* BEGIN *

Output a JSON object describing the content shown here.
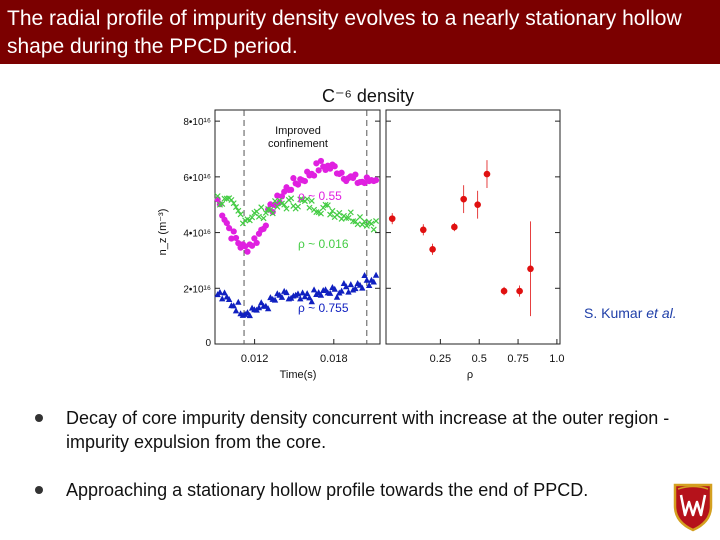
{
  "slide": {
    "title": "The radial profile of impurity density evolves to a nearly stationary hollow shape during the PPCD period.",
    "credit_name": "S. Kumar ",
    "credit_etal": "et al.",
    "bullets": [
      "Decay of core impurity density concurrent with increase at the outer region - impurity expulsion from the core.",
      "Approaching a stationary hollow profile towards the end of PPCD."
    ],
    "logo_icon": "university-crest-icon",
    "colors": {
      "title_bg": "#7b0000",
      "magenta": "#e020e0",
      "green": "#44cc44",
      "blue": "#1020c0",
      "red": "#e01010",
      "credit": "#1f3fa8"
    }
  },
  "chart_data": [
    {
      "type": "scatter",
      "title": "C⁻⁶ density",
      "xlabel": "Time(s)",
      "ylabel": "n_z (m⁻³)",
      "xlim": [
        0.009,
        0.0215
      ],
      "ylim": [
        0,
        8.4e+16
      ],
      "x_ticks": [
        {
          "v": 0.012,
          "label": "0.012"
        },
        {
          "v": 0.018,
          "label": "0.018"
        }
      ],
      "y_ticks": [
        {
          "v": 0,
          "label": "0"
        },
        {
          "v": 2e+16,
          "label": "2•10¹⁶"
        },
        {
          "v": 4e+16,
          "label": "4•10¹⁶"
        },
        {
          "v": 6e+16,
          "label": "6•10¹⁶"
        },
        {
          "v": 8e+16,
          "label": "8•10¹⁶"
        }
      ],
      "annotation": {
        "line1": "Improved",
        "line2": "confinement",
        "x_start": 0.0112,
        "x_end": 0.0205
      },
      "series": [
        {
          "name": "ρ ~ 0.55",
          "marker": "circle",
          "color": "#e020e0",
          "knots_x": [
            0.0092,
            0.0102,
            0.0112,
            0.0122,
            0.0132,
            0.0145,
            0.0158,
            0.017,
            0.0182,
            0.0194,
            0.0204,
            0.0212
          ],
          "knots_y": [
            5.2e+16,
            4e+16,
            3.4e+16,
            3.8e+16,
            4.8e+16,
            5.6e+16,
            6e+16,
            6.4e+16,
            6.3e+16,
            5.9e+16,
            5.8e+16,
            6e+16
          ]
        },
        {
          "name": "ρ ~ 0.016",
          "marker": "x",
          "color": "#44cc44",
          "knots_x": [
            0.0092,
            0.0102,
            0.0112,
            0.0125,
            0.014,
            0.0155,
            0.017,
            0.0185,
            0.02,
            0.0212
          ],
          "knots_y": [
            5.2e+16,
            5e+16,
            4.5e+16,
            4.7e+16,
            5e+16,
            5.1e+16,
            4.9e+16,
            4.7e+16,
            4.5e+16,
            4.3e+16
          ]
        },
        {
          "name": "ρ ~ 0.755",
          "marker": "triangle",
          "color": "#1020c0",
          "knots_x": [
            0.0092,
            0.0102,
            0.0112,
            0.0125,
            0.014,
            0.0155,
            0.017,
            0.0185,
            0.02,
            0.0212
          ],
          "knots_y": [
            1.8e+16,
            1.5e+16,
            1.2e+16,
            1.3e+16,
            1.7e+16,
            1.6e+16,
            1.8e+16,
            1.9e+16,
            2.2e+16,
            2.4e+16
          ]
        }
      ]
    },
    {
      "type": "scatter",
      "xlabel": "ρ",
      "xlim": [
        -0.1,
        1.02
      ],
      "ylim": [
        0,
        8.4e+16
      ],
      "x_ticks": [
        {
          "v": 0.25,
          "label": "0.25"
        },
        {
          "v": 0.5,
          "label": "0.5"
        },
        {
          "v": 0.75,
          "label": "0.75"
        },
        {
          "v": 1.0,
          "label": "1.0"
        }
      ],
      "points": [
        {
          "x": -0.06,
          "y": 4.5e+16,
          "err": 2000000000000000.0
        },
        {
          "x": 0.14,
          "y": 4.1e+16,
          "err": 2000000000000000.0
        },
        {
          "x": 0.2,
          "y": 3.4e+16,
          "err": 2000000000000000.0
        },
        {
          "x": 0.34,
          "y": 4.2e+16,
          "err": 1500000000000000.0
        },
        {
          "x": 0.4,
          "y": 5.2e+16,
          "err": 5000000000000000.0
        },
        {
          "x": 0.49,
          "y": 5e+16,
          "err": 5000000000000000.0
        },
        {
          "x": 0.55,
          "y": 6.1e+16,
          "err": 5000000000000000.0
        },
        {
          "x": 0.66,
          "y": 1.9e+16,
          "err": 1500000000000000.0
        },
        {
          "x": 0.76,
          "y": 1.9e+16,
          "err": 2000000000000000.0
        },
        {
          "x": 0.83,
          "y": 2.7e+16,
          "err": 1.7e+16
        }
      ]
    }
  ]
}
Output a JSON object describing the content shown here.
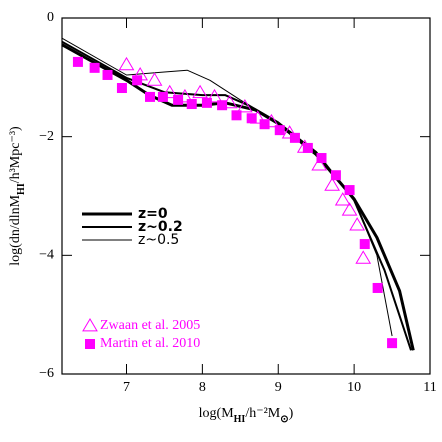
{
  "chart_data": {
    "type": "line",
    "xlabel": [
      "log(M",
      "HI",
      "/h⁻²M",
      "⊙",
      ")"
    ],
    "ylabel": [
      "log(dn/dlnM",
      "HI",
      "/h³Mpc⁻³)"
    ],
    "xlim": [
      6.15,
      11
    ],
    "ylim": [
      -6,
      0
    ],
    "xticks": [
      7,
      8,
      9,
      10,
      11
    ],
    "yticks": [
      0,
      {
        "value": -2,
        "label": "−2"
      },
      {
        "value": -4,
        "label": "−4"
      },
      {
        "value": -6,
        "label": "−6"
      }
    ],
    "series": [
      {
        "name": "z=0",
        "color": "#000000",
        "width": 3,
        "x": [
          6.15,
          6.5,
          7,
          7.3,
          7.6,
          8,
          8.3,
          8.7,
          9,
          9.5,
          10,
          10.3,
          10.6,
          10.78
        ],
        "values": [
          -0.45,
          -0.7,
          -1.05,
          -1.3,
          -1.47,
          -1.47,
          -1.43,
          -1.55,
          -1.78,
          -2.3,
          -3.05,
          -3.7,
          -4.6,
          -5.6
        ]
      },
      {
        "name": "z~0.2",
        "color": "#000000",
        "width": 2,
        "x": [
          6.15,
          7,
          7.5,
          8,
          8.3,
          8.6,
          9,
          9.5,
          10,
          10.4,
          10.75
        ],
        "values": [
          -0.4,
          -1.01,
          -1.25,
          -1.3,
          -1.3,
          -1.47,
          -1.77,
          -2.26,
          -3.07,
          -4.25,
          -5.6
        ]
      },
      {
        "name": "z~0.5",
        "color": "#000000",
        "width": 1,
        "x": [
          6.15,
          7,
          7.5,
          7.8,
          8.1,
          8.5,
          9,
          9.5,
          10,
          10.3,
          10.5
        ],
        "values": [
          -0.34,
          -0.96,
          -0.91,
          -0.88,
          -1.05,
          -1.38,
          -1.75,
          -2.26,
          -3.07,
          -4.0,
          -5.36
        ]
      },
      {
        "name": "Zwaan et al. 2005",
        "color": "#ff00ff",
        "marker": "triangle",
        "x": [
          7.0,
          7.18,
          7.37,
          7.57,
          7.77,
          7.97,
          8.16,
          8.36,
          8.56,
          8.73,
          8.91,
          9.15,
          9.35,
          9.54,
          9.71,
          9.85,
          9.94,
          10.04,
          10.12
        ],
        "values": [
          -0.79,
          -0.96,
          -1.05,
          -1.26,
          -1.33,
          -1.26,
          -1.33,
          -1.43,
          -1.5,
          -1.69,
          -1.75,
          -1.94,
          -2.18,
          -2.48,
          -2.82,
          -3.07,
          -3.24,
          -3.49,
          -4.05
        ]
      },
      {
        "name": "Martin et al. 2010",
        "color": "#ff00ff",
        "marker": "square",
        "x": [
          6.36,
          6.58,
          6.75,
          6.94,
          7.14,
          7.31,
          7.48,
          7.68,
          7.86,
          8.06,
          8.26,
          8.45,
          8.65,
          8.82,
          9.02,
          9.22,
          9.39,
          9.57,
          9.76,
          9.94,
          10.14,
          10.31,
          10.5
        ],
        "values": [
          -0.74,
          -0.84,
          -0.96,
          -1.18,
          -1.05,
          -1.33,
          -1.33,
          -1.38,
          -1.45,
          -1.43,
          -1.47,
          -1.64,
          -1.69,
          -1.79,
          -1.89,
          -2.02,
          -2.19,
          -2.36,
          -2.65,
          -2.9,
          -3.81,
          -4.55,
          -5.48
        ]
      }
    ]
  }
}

* END *
* BEGIN *

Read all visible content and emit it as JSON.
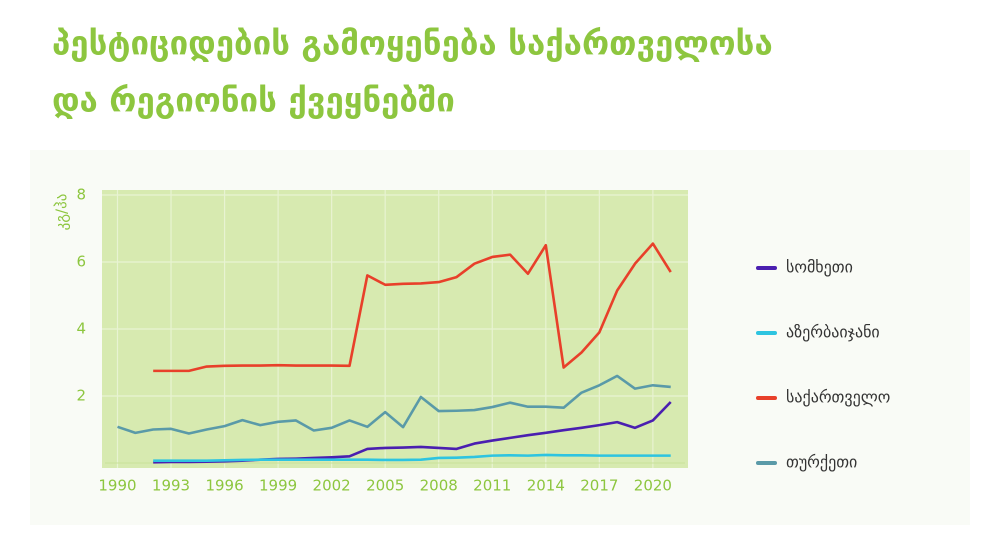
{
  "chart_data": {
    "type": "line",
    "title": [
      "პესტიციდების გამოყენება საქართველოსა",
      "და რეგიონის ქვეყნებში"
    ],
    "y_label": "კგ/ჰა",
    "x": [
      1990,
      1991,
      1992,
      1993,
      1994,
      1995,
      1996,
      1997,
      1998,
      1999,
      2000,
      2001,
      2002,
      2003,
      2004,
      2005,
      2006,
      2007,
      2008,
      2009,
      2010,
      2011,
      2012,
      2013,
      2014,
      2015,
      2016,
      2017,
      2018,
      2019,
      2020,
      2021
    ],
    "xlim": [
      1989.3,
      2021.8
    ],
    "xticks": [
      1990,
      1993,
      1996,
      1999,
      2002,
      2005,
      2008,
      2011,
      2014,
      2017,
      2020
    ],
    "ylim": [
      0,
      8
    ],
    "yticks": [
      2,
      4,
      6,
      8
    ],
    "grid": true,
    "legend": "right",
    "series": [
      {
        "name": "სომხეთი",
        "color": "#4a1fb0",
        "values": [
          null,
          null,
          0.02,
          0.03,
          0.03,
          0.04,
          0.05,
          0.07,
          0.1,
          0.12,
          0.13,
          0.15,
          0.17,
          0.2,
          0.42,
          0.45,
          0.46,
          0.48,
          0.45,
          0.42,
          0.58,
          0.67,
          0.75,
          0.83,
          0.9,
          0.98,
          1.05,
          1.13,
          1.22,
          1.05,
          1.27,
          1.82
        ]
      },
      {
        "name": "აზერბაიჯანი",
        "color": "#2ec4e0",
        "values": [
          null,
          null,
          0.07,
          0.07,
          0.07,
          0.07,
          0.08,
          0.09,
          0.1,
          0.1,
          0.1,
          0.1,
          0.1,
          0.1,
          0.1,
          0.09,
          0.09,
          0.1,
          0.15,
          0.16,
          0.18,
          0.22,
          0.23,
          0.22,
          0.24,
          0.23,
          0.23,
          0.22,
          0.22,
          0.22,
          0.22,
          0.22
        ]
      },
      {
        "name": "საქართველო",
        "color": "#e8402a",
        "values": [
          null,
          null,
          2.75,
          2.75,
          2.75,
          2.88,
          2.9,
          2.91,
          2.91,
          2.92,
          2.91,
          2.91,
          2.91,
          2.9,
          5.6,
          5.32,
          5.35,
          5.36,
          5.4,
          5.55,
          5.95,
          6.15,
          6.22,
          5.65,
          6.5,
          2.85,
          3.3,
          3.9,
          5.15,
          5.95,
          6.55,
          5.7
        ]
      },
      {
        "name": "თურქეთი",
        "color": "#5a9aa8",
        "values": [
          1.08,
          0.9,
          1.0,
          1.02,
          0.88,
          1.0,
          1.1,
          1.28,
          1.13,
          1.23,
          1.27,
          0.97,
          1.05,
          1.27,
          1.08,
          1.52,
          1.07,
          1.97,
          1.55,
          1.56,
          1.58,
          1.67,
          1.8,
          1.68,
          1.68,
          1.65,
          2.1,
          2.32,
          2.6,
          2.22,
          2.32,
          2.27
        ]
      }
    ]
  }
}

* END *
* BEGIN *

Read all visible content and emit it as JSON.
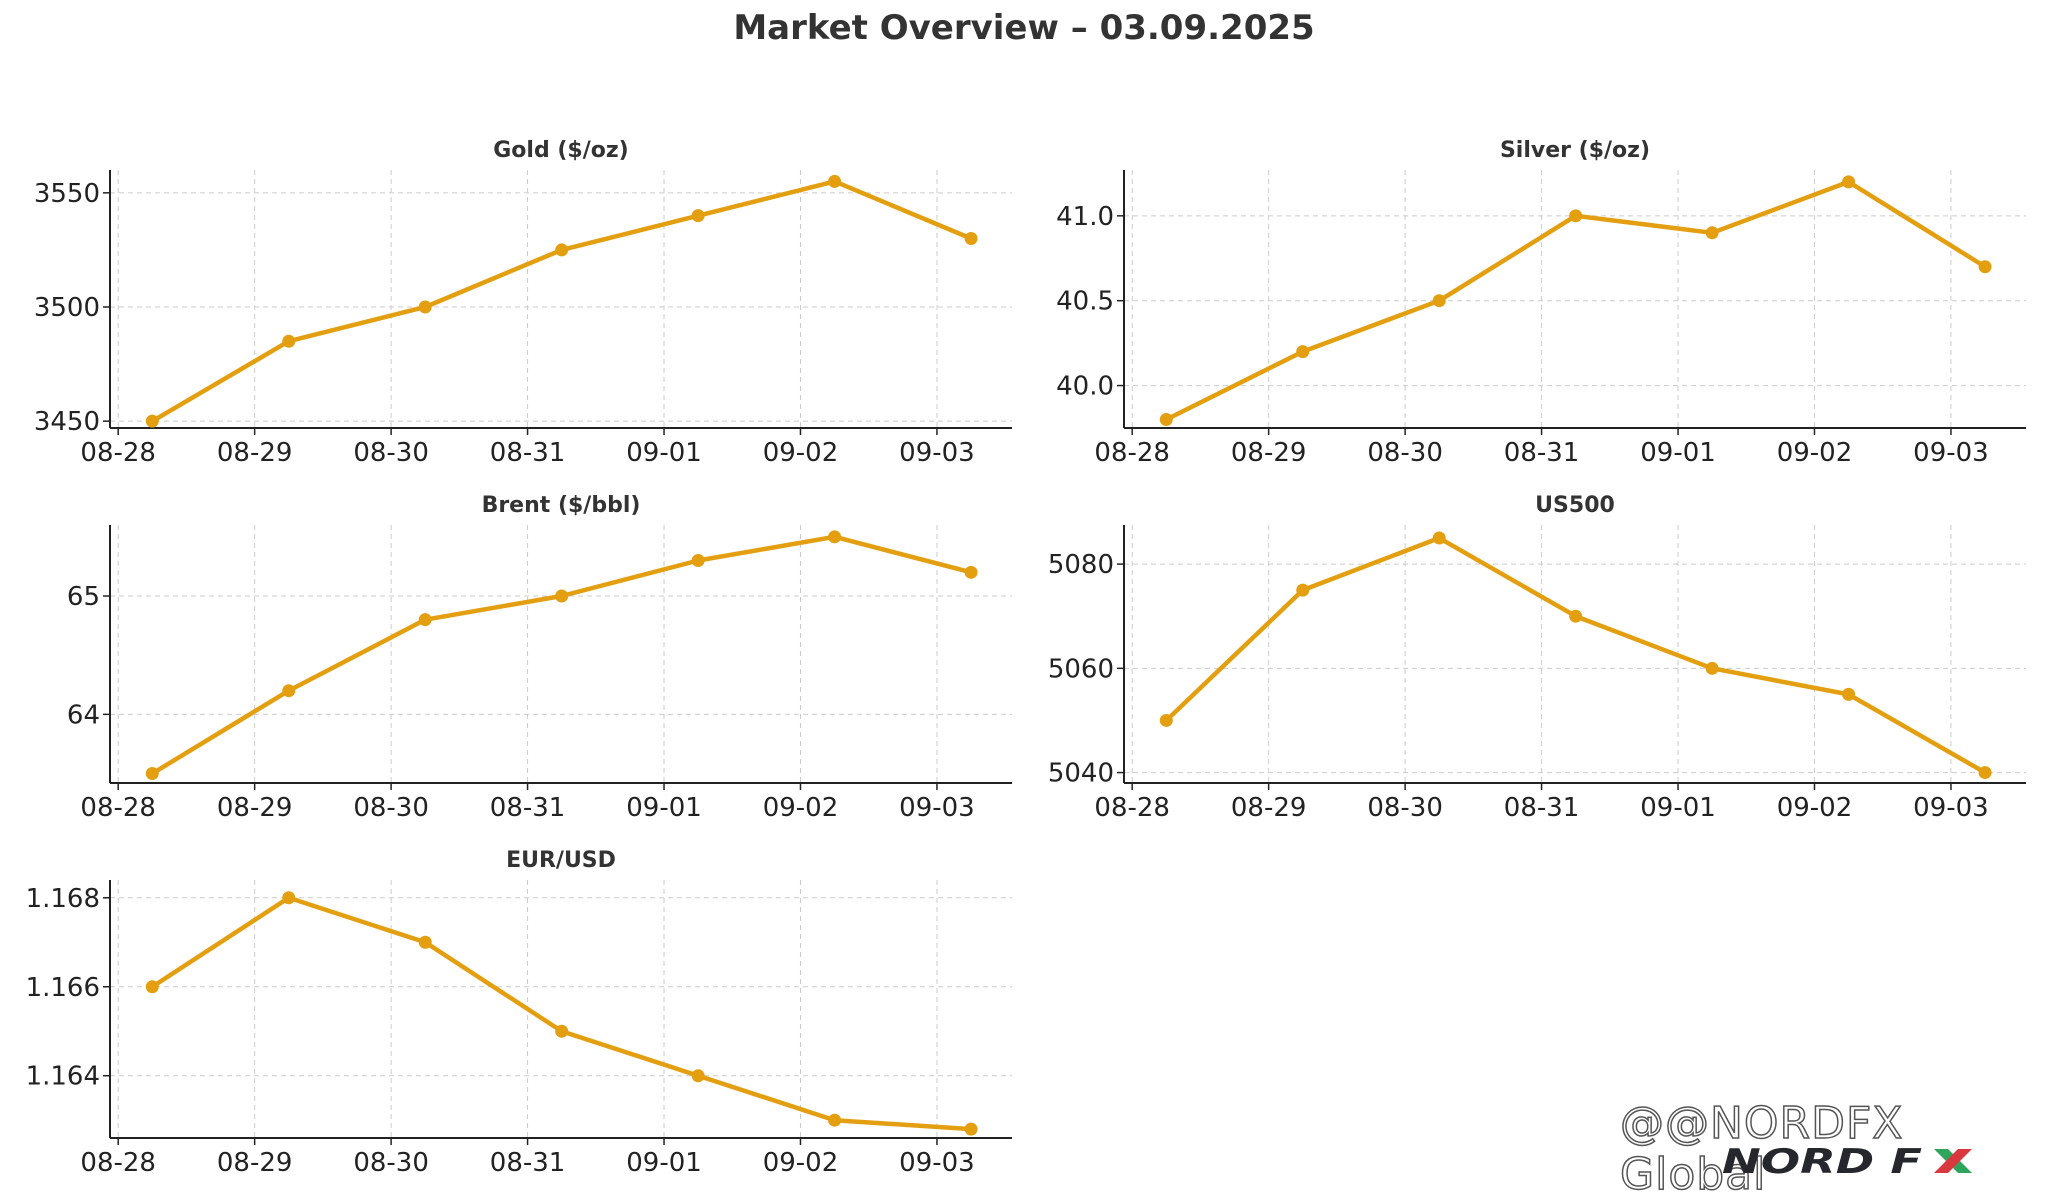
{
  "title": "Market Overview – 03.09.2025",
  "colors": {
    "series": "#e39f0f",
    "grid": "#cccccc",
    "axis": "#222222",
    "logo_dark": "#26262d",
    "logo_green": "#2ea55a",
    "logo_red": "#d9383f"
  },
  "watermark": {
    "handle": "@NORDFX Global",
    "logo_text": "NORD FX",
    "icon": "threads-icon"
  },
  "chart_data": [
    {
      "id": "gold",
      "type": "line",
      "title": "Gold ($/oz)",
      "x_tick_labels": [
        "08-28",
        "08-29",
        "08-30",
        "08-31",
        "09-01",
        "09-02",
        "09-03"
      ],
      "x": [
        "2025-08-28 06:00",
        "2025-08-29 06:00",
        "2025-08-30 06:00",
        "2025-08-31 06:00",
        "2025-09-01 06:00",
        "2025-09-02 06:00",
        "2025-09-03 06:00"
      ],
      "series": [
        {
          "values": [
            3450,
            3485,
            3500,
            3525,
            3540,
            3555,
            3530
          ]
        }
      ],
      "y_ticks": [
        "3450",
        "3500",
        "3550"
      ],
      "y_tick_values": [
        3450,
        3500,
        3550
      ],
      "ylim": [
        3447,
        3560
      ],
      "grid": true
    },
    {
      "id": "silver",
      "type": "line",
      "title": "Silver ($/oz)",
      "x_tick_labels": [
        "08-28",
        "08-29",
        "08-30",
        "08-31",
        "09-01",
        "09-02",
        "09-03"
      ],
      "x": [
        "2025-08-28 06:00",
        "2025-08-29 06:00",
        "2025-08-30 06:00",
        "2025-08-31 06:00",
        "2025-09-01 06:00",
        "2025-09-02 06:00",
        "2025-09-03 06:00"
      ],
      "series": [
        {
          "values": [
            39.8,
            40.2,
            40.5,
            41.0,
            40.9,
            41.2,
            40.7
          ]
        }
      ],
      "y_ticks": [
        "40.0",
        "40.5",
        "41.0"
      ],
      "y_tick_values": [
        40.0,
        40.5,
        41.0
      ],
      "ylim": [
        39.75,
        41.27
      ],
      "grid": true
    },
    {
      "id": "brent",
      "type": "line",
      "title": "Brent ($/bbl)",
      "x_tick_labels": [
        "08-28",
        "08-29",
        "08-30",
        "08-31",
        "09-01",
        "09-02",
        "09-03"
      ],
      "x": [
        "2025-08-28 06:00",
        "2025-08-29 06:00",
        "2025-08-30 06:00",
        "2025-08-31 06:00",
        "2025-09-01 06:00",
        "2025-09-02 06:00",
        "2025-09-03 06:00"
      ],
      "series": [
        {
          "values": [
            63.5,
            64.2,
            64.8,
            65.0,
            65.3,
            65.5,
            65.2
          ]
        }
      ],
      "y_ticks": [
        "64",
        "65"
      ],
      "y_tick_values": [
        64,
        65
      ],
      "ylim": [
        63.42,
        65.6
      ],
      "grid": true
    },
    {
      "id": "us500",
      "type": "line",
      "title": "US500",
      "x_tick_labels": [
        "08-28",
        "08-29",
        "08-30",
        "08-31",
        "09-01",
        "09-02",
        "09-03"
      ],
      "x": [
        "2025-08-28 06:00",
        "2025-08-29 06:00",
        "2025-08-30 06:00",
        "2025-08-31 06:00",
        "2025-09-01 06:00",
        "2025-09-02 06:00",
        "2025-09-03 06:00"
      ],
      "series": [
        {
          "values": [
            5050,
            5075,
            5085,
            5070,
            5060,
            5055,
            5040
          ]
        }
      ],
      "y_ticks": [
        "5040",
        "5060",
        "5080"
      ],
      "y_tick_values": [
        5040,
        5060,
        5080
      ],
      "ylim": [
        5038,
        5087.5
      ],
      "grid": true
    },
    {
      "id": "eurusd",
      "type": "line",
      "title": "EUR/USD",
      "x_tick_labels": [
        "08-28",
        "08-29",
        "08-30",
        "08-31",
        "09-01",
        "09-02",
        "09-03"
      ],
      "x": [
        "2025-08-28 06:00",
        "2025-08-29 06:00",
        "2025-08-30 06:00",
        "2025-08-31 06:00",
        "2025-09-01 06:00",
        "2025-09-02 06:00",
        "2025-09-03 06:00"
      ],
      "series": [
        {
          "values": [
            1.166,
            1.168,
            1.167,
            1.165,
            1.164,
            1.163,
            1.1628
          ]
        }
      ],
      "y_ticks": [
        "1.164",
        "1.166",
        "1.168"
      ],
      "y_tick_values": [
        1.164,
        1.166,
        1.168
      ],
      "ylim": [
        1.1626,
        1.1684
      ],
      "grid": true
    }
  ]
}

* END *

Goal of the exercise —
Read through the data and copy every line where "impurity" shows up.

Exercise solution —
    "title": "The radial profile of impurity density evolves to a nearly stationary hollow shape during the PPCD period.",
      "Decay of core impurity density concurrent with increase at the outer region - impurity expulsion from the core.",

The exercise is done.